▶ [Goal] Write the data out again, character for character, with no images.

▶ [Material supplied]
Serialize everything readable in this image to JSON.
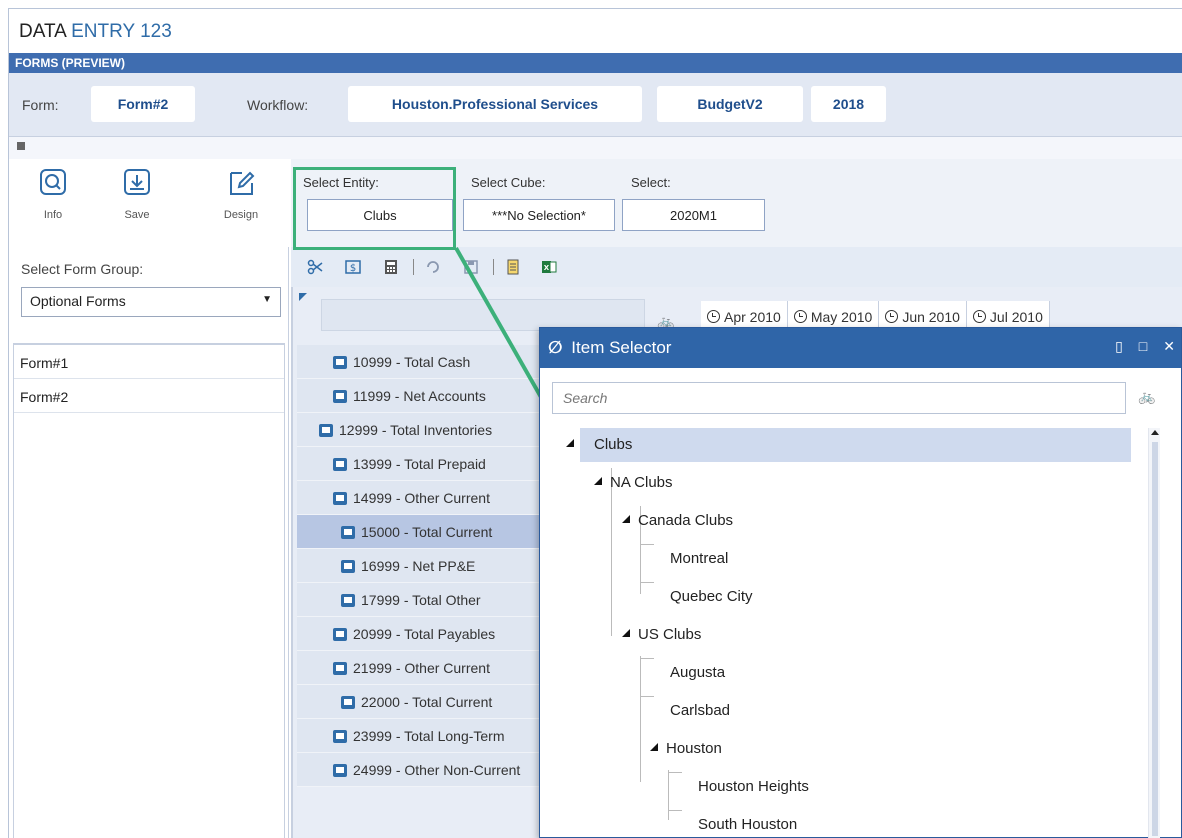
{
  "app": {
    "title_bold": "DATA",
    "title_rest": "ENTRY 123",
    "section": "FORMS (PREVIEW)"
  },
  "header": {
    "form_label": "Form:",
    "form_value": "Form#2",
    "workflow_label": "Workflow:",
    "workflow_value": "Houston.Professional Services",
    "scenario": "BudgetV2",
    "year": "2018"
  },
  "toolbar": {
    "info": "Info",
    "save": "Save",
    "design": "Design"
  },
  "left": {
    "group_label": "Select Form Group:",
    "group_value": "Optional Forms",
    "forms": [
      "Form#1",
      "Form#2"
    ]
  },
  "selectors": {
    "entity_label": "Select Entity:",
    "entity_value": "Clubs",
    "cube_label": "Select Cube:",
    "cube_value": "***No Selection*",
    "time_label": "Select:",
    "time_value": "2020M1"
  },
  "grid": {
    "periods": [
      "Apr 2010",
      "May 2010",
      "Jun 2010",
      "Jul 2010"
    ],
    "accounts": [
      "10999 - Total Cash",
      "11999 - Net Accounts",
      "12999 - Total Inventories",
      "13999 - Total Prepaid",
      "14999 - Other Current",
      "15000 - Total Current",
      "16999 - Net PP&E",
      "17999 - Total Other",
      "20999 - Total Payables",
      "21999 - Other Current",
      "22000 - Total Current",
      "23999 - Total Long-Term",
      "24999 - Other Non-Current"
    ]
  },
  "dialog": {
    "title": "Item Selector",
    "search_placeholder": "Search",
    "tree": {
      "root": "Clubs",
      "na": "NA Clubs",
      "canada": "Canada Clubs",
      "montreal": "Montreal",
      "quebec": "Quebec City",
      "us": "US Clubs",
      "augusta": "Augusta",
      "carlsbad": "Carlsbad",
      "houston": "Houston",
      "heights": "Houston Heights",
      "south": "South Houston"
    }
  },
  "colors": {
    "accent": "#2f65a8",
    "highlight": "#3cb07a",
    "selected_row": "#b7c6e3"
  }
}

▶ [Response to the exercise]
Serialize everything readable in this image to JSON.
{
  "app": {
    "title_bold": "DATA",
    "title_rest": "ENTRY 123",
    "section": "FORMS (PREVIEW)"
  },
  "header": {
    "form_label": "Form:",
    "form_value": "Form#2",
    "workflow_label": "Workflow:",
    "workflow_value": "Houston.Professional Services",
    "scenario": "BudgetV2",
    "year": "2018"
  },
  "toolbar": {
    "info": "Info",
    "save": "Save",
    "design": "Design"
  },
  "left": {
    "group_label": "Select Form Group:",
    "group_value": "Optional Forms",
    "forms": [
      "Form#1",
      "Form#2"
    ]
  },
  "selectors": {
    "entity_label": "Select Entity:",
    "entity_value": "Clubs",
    "cube_label": "Select Cube:",
    "cube_value": "***No Selection*",
    "time_label": "Select:",
    "time_value": "2020M1"
  },
  "grid": {
    "periods": [
      "Apr 2010",
      "May 2010",
      "Jun 2010",
      "Jul 2010"
    ],
    "accounts": [
      "10999 - Total Cash",
      "11999 - Net Accounts",
      "12999 - Total Inventories",
      "13999 - Total Prepaid",
      "14999 - Other Current",
      "15000 - Total Current",
      "16999 - Net PP&E",
      "17999 - Total Other",
      "20999 - Total Payables",
      "21999 - Other Current",
      "22000 - Total Current",
      "23999 - Total Long-Term",
      "24999 - Other Non-Current"
    ]
  },
  "dialog": {
    "title": "Item Selector",
    "search_placeholder": "Search",
    "tree": {
      "root": "Clubs",
      "na": "NA Clubs",
      "canada": "Canada Clubs",
      "montreal": "Montreal",
      "quebec": "Quebec City",
      "us": "US Clubs",
      "augusta": "Augusta",
      "carlsbad": "Carlsbad",
      "houston": "Houston",
      "heights": "Houston Heights",
      "south": "South Houston"
    }
  },
  "colors": {
    "accent": "#2f65a8",
    "highlight": "#3cb07a",
    "selected_row": "#b7c6e3"
  }
}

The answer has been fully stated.